[WORK TO DO]: Copy the data below exactly, omitting any picture it contains.

[RECORDS PROVIDED]:
•••

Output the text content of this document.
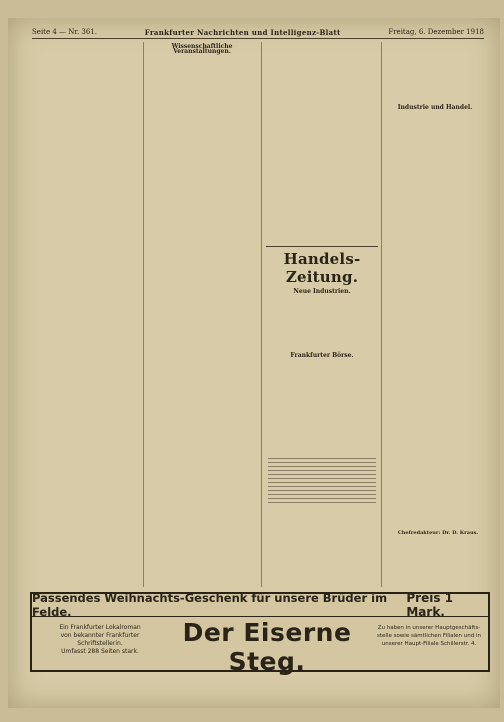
Seite 4 — Nr. 361.	Frankfurter Nachrichten und Intelligenz-Blatt	Freitag, 6. Dezember 1918
Wissenschaftliche Veranstaltungen.
Handels-Zeitung.
Neue Industrien.
Frankfurter Börse.
Industrie und Handel.
Chefredakteur: Dr. D. Kraus.
Passendes Weihnachts-Geschenk für unsere Brüder im Felde.
Preis 1 Mark.
Ein Frankfurter Lokalroman
von bekannter Frankfurter Schriftstellerin.
Umfasst 288 Seiten stark.
Der Eiserne Steg.
Zu haben in unserer Hauptgeschäfts-
stelle sowie sämtlichen Filialen und in
unserer Haupt-Filiale Schillerstr. 4.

•••

[THE RESULT]:
Output the text content of this document.
Seite 4 — Nr. 361.	Frankfurter Nachrichten und Intelligenz-Blatt	Freitag, 6. Dezember 1918
Wissenschaftliche Veranstaltungen.
Handels-Zeitung.
Neue Industrien.
Frankfurter Börse.
Industrie und Handel.
Chefredakteur: Dr. D. Kraus.
Passendes Weihnachts-Geschenk für unsere Brüder im Felde.
Preis 1 Mark.
Ein Frankfurter Lokalroman
von bekannter Frankfurter Schriftstellerin.
Umfasst 288 Seiten stark.
Der Eiserne Steg.
Zu haben in unserer Hauptgeschäfts-
stelle sowie sämtlichen Filialen und in
unserer Haupt-Filiale Schillerstr. 4.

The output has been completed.